▶ _TASK STATEMENT_: Go through the entries below and retype them exactly, omitting each picture.

— Begin —

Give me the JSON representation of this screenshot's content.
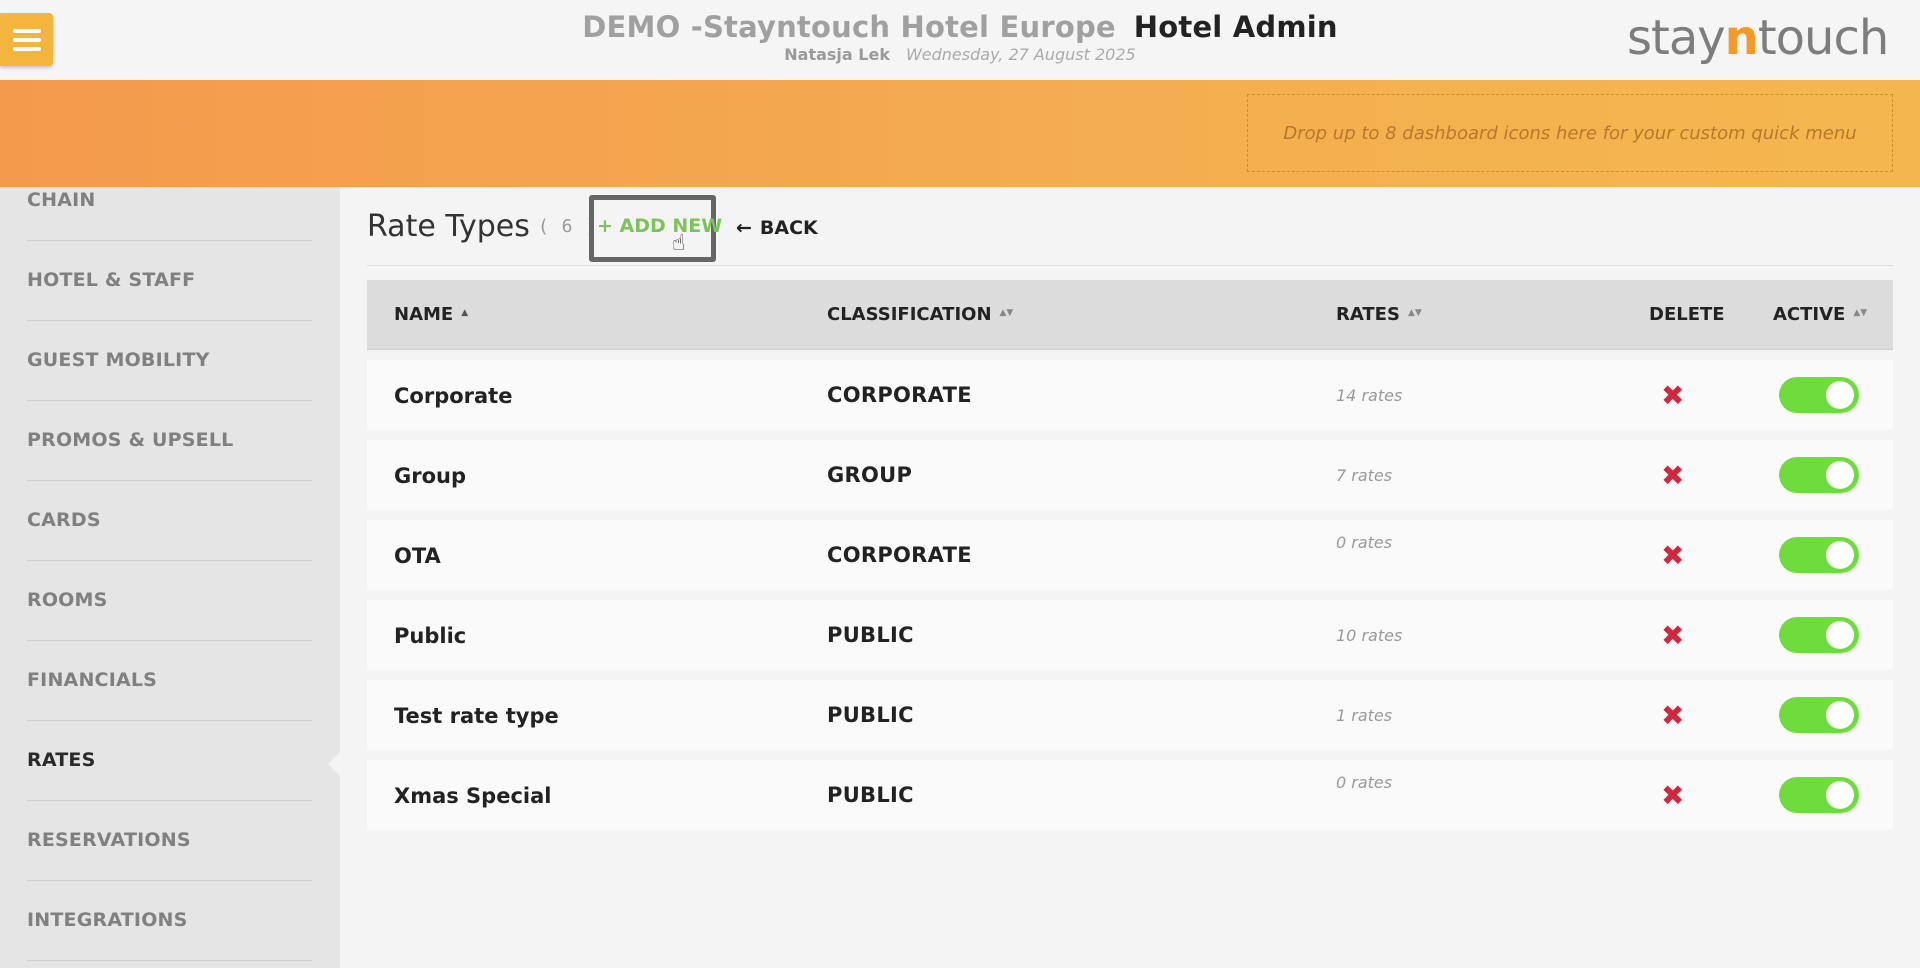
{
  "header": {
    "hotel_name": "DEMO -Stayntouch Hotel Europe",
    "section": "Hotel Admin",
    "user": "Natasja Lek",
    "date": "Wednesday, 27 August 2025",
    "logo_left": "stay",
    "logo_n": "n",
    "logo_right": "touch"
  },
  "banner": {
    "dropzone_text": "Drop up to 8 dashboard icons here for your custom quick menu"
  },
  "sidebar": {
    "items": [
      {
        "label": "CHAIN"
      },
      {
        "label": "HOTEL & STAFF"
      },
      {
        "label": "GUEST MOBILITY"
      },
      {
        "label": "PROMOS & UPSELL"
      },
      {
        "label": "CARDS"
      },
      {
        "label": "ROOMS"
      },
      {
        "label": "FINANCIALS"
      },
      {
        "label": "RATES",
        "active": true
      },
      {
        "label": "RESERVATIONS"
      },
      {
        "label": "INTEGRATIONS"
      }
    ]
  },
  "page": {
    "title": "Rate Types",
    "count": "( 6 )",
    "add_new_icon": "+",
    "add_new_label": "ADD NEW",
    "back_icon": "←",
    "back_label": "BACK"
  },
  "table": {
    "columns": {
      "name": "NAME",
      "classification": "CLASSIFICATION",
      "rates": "RATES",
      "delete": "DELETE",
      "active": "ACTIVE"
    },
    "sort_asc_icon": "▲",
    "sort_both_icon": "▲▼",
    "delete_icon": "✖",
    "rows": [
      {
        "name": "Corporate",
        "classification": "CORPORATE",
        "rates": "14 rates",
        "active": true
      },
      {
        "name": "Group",
        "classification": "GROUP",
        "rates": "7 rates",
        "active": true
      },
      {
        "name": "OTA",
        "classification": "CORPORATE",
        "rates": "0 rates",
        "active": true
      },
      {
        "name": "Public",
        "classification": "PUBLIC",
        "rates": "10 rates",
        "active": true
      },
      {
        "name": "Test rate type",
        "classification": "PUBLIC",
        "rates": "1 rates",
        "active": true
      },
      {
        "name": "Xmas Special",
        "classification": "PUBLIC",
        "rates": "0 rates",
        "active": true
      }
    ]
  },
  "colors": {
    "accent_orange": "#f4a24e",
    "menu_button": "#f3b53d",
    "add_new_green": "#7dc25c",
    "toggle_on": "#6ddc3c",
    "delete_red": "#d0283f"
  }
}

— End —

▶ _FINISHED EXERCISE_:
Give me the JSON representation of this screenshot's content.
{
  "header": {
    "hotel_name": "DEMO -Stayntouch Hotel Europe",
    "section": "Hotel Admin",
    "user": "Natasja Lek",
    "date": "Wednesday, 27 August 2025",
    "logo_left": "stay",
    "logo_n": "n",
    "logo_right": "touch"
  },
  "banner": {
    "dropzone_text": "Drop up to 8 dashboard icons here for your custom quick menu"
  },
  "sidebar": {
    "items": [
      {
        "label": "CHAIN"
      },
      {
        "label": "HOTEL & STAFF"
      },
      {
        "label": "GUEST MOBILITY"
      },
      {
        "label": "PROMOS & UPSELL"
      },
      {
        "label": "CARDS"
      },
      {
        "label": "ROOMS"
      },
      {
        "label": "FINANCIALS"
      },
      {
        "label": "RATES",
        "active": true
      },
      {
        "label": "RESERVATIONS"
      },
      {
        "label": "INTEGRATIONS"
      }
    ]
  },
  "page": {
    "title": "Rate Types",
    "count": "( 6 )",
    "add_new_icon": "+",
    "add_new_label": "ADD NEW",
    "back_icon": "←",
    "back_label": "BACK"
  },
  "table": {
    "columns": {
      "name": "NAME",
      "classification": "CLASSIFICATION",
      "rates": "RATES",
      "delete": "DELETE",
      "active": "ACTIVE"
    },
    "sort_asc_icon": "▲",
    "sort_both_icon": "▲▼",
    "delete_icon": "✖",
    "rows": [
      {
        "name": "Corporate",
        "classification": "CORPORATE",
        "rates": "14 rates",
        "active": true
      },
      {
        "name": "Group",
        "classification": "GROUP",
        "rates": "7 rates",
        "active": true
      },
      {
        "name": "OTA",
        "classification": "CORPORATE",
        "rates": "0 rates",
        "active": true
      },
      {
        "name": "Public",
        "classification": "PUBLIC",
        "rates": "10 rates",
        "active": true
      },
      {
        "name": "Test rate type",
        "classification": "PUBLIC",
        "rates": "1 rates",
        "active": true
      },
      {
        "name": "Xmas Special",
        "classification": "PUBLIC",
        "rates": "0 rates",
        "active": true
      }
    ]
  },
  "colors": {
    "accent_orange": "#f4a24e",
    "menu_button": "#f3b53d",
    "add_new_green": "#7dc25c",
    "toggle_on": "#6ddc3c",
    "delete_red": "#d0283f"
  }
}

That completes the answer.